▶ **The task**
Extract each line holding the word "excellent" from the entries.

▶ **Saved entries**
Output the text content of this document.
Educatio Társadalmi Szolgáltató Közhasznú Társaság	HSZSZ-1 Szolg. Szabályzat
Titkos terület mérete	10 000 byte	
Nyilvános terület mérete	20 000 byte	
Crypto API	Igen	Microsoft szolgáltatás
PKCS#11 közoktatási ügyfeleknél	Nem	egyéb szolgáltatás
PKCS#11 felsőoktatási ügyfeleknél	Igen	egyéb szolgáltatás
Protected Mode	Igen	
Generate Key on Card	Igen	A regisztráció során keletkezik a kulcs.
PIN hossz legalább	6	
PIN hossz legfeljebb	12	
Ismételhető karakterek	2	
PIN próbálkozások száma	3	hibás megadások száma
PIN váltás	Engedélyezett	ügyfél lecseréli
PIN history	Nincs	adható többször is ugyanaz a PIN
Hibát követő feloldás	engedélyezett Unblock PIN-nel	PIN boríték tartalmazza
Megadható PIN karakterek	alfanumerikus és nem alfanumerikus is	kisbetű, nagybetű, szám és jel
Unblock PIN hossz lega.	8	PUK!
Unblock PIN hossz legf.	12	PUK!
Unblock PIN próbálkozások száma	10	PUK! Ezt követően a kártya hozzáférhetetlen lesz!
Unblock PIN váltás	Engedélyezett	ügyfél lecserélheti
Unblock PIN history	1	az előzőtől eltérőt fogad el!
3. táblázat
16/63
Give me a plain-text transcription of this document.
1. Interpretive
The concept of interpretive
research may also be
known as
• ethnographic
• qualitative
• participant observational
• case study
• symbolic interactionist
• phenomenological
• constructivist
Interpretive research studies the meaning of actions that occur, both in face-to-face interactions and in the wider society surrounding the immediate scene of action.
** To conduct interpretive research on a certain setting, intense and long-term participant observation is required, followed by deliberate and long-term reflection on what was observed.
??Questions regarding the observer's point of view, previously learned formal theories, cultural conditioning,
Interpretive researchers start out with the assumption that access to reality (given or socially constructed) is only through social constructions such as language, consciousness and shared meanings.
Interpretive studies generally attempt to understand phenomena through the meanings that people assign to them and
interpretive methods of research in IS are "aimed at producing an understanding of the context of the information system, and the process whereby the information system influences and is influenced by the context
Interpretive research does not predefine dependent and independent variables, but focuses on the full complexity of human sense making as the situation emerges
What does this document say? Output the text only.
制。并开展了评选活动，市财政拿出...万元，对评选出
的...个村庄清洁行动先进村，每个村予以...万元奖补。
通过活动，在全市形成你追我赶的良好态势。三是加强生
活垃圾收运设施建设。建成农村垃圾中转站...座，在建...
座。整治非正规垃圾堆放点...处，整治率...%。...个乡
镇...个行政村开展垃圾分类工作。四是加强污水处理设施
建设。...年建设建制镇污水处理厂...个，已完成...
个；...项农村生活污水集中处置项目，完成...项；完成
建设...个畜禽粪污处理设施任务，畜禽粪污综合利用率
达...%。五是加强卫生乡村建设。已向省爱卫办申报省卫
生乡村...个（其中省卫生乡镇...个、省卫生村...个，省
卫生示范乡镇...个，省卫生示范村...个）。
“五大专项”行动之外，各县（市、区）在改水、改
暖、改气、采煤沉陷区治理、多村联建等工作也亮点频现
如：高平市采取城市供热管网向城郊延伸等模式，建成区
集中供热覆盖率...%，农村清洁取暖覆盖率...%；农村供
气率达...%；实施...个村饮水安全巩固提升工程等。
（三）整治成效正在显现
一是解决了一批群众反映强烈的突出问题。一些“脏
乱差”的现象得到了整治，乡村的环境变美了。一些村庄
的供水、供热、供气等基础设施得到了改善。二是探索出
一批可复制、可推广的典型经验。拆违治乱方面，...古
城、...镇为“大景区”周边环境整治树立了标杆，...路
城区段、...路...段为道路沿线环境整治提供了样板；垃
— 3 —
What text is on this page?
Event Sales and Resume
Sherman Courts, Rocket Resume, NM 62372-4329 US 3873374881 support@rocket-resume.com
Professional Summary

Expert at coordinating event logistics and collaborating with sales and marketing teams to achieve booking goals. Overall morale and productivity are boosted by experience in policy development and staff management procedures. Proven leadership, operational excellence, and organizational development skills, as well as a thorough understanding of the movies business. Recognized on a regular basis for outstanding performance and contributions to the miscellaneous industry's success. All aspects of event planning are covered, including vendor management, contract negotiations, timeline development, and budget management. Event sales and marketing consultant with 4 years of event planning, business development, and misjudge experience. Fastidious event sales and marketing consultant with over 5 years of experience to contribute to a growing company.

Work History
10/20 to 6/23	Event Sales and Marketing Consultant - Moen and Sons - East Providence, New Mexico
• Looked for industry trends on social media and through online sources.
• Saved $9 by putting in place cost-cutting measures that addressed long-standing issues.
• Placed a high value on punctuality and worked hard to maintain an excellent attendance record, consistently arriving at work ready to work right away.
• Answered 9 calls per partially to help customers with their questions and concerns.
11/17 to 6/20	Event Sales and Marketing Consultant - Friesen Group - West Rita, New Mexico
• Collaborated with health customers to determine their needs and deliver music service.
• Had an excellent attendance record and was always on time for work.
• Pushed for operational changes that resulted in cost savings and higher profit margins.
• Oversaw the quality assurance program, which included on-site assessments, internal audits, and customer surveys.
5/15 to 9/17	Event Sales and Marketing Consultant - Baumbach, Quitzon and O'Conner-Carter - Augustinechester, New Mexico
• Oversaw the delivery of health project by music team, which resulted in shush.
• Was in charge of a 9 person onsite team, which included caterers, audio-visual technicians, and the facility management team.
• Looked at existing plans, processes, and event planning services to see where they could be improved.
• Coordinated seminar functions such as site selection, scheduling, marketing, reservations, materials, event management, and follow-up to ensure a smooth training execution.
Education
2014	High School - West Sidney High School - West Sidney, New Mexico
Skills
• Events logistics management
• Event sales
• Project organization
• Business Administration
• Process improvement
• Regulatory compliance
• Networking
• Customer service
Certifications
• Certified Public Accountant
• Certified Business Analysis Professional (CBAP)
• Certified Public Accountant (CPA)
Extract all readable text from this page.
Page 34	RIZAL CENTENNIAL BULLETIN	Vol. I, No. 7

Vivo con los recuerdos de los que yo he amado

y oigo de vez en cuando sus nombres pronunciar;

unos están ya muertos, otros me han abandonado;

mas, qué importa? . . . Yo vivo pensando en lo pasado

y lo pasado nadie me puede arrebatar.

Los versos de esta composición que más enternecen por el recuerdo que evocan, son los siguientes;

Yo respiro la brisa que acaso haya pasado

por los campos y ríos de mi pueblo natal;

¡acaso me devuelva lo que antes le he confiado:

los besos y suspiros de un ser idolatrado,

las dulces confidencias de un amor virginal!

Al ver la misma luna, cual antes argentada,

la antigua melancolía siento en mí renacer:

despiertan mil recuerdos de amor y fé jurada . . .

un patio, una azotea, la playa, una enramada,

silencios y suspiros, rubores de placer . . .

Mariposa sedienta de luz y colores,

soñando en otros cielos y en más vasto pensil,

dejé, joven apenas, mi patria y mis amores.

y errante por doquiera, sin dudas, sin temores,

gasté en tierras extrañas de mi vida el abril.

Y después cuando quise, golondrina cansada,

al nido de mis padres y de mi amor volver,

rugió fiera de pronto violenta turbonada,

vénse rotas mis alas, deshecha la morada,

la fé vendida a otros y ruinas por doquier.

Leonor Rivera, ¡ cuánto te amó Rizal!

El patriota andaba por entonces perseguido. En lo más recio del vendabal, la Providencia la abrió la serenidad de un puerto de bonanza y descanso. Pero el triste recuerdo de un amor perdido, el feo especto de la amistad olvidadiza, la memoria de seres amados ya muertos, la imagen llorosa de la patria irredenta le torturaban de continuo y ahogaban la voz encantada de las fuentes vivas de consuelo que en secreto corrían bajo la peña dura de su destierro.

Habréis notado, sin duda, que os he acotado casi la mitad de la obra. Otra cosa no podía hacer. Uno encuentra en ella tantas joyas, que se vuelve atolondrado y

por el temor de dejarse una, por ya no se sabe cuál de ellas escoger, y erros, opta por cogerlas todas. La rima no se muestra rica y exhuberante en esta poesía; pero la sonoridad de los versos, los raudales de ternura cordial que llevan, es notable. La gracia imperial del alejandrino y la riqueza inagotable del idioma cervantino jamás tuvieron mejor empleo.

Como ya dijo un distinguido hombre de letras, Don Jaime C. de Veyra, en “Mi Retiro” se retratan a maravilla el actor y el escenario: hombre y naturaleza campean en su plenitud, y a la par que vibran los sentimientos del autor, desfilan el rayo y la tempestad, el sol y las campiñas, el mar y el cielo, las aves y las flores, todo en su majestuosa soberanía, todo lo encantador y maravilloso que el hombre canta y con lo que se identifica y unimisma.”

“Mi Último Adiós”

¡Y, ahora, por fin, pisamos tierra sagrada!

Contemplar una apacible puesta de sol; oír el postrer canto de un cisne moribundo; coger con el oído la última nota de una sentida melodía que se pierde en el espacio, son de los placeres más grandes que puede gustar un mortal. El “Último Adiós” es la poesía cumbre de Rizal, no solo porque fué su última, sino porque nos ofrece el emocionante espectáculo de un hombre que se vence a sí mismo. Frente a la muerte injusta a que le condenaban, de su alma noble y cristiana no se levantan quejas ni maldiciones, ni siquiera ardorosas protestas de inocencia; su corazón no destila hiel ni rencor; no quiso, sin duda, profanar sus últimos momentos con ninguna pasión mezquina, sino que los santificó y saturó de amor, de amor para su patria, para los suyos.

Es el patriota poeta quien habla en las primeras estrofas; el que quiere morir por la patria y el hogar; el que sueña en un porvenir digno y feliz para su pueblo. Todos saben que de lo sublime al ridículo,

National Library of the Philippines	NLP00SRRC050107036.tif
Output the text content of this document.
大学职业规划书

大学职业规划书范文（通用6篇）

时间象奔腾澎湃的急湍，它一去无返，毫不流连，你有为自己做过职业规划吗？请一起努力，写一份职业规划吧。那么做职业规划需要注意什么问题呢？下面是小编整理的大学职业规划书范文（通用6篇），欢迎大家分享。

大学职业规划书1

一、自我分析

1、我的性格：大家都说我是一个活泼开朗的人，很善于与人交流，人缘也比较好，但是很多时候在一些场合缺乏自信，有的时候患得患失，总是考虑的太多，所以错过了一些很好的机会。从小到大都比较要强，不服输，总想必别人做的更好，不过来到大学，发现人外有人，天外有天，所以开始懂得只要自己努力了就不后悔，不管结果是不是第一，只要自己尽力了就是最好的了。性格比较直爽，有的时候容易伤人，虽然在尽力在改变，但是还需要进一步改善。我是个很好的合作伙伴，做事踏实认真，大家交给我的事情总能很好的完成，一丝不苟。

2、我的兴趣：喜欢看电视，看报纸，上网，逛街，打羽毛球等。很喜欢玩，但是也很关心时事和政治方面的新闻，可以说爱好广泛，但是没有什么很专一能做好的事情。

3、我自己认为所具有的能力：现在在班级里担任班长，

▶ **Exercise solution**
• Placed a high value on punctuality and worked hard to maintain an excellent attendance record, consistently arriving at work ready to work right away.
• Had an excellent attendance record and was always on time for work.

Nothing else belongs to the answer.